### TASK BRIEF
Write out every line below again exactly as it stands, skipping each image.

(Images of pages and their text)

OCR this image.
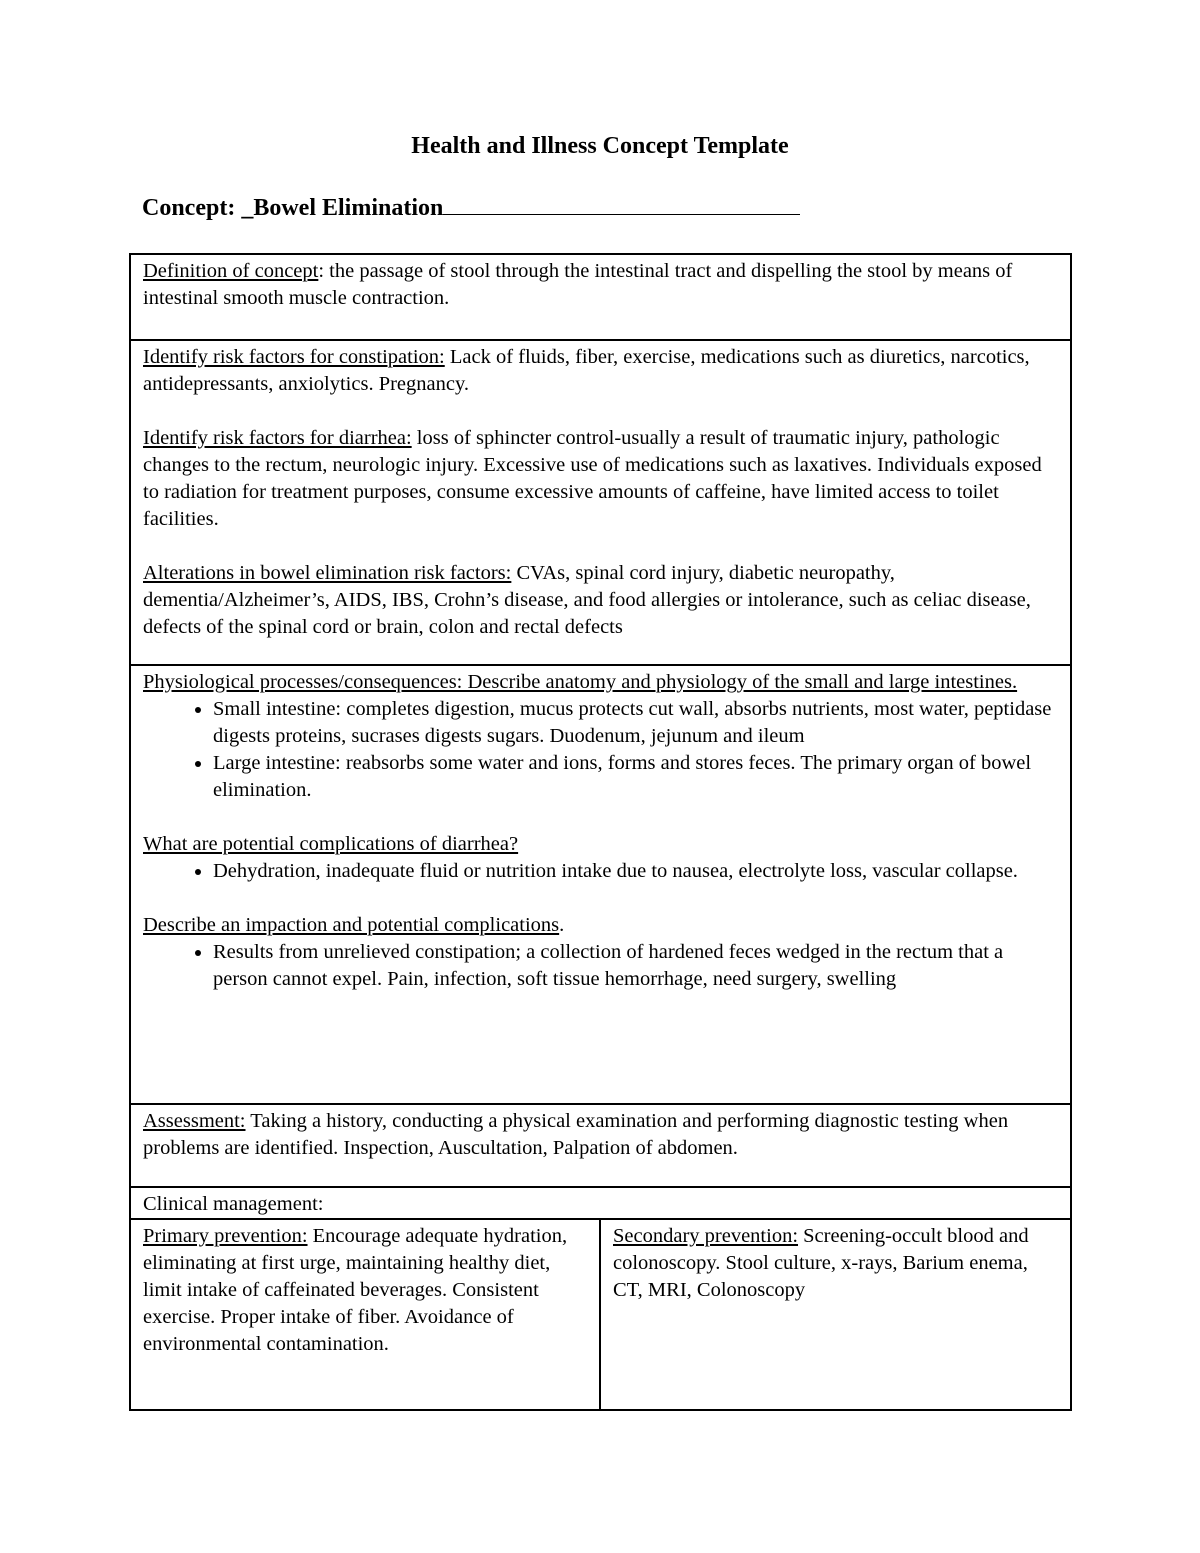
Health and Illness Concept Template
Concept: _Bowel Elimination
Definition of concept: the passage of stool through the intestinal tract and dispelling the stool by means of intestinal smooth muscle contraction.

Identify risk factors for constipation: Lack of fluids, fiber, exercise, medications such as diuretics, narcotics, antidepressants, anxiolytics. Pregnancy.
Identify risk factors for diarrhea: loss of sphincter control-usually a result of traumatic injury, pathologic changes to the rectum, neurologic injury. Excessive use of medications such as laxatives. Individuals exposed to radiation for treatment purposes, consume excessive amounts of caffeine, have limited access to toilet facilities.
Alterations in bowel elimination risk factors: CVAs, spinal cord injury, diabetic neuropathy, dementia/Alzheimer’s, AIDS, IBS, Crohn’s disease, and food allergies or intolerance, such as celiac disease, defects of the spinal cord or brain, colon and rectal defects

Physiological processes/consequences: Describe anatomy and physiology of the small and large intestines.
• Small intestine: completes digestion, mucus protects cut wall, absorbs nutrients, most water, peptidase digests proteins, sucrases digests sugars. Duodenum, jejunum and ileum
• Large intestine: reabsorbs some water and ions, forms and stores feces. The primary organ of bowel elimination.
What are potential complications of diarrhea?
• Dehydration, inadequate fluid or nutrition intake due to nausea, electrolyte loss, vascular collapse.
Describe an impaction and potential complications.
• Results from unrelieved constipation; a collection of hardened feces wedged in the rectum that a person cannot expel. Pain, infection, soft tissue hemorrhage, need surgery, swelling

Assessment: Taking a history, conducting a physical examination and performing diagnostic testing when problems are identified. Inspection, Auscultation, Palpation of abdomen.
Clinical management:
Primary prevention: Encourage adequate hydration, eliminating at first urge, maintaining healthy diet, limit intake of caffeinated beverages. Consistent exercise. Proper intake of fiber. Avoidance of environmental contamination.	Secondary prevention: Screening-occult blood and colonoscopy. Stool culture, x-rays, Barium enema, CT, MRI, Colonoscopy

### TASK ANSWER
OCR this image.
Health and Illness Concept Template
Concept: _Bowel Elimination
Definition of concept: the passage of stool through the intestinal tract and dispelling the stool by means of intestinal smooth muscle contraction.

Identify risk factors for constipation: Lack of fluids, fiber, exercise, medications such as diuretics, narcotics, antidepressants, anxiolytics. Pregnancy.
Identify risk factors for diarrhea: loss of sphincter control-usually a result of traumatic injury, pathologic changes to the rectum, neurologic injury. Excessive use of medications such as laxatives. Individuals exposed to radiation for treatment purposes, consume excessive amounts of caffeine, have limited access to toilet facilities.
Alterations in bowel elimination risk factors: CVAs, spinal cord injury, diabetic neuropathy, dementia/Alzheimer’s, AIDS, IBS, Crohn’s disease, and food allergies or intolerance, such as celiac disease, defects of the spinal cord or brain, colon and rectal defects

Physiological processes/consequences: Describe anatomy and physiology of the small and large intestines.
• Small intestine: completes digestion, mucus protects cut wall, absorbs nutrients, most water, peptidase digests proteins, sucrases digests sugars. Duodenum, jejunum and ileum
• Large intestine: reabsorbs some water and ions, forms and stores feces. The primary organ of bowel elimination.
What are potential complications of diarrhea?
• Dehydration, inadequate fluid or nutrition intake due to nausea, electrolyte loss, vascular collapse.
Describe an impaction and potential complications.
• Results from unrelieved constipation; a collection of hardened feces wedged in the rectum that a person cannot expel. Pain, infection, soft tissue hemorrhage, need surgery, swelling

Assessment: Taking a history, conducting a physical examination and performing diagnostic testing when problems are identified. Inspection, Auscultation, Palpation of abdomen.
Clinical management:
Primary prevention: Encourage adequate hydration, eliminating at first urge, maintaining healthy diet, limit intake of caffeinated beverages. Consistent exercise. Proper intake of fiber. Avoidance of environmental contamination.	Secondary prevention: Screening-occult blood and colonoscopy. Stool culture, x-rays, Barium enema, CT, MRI, Colonoscopy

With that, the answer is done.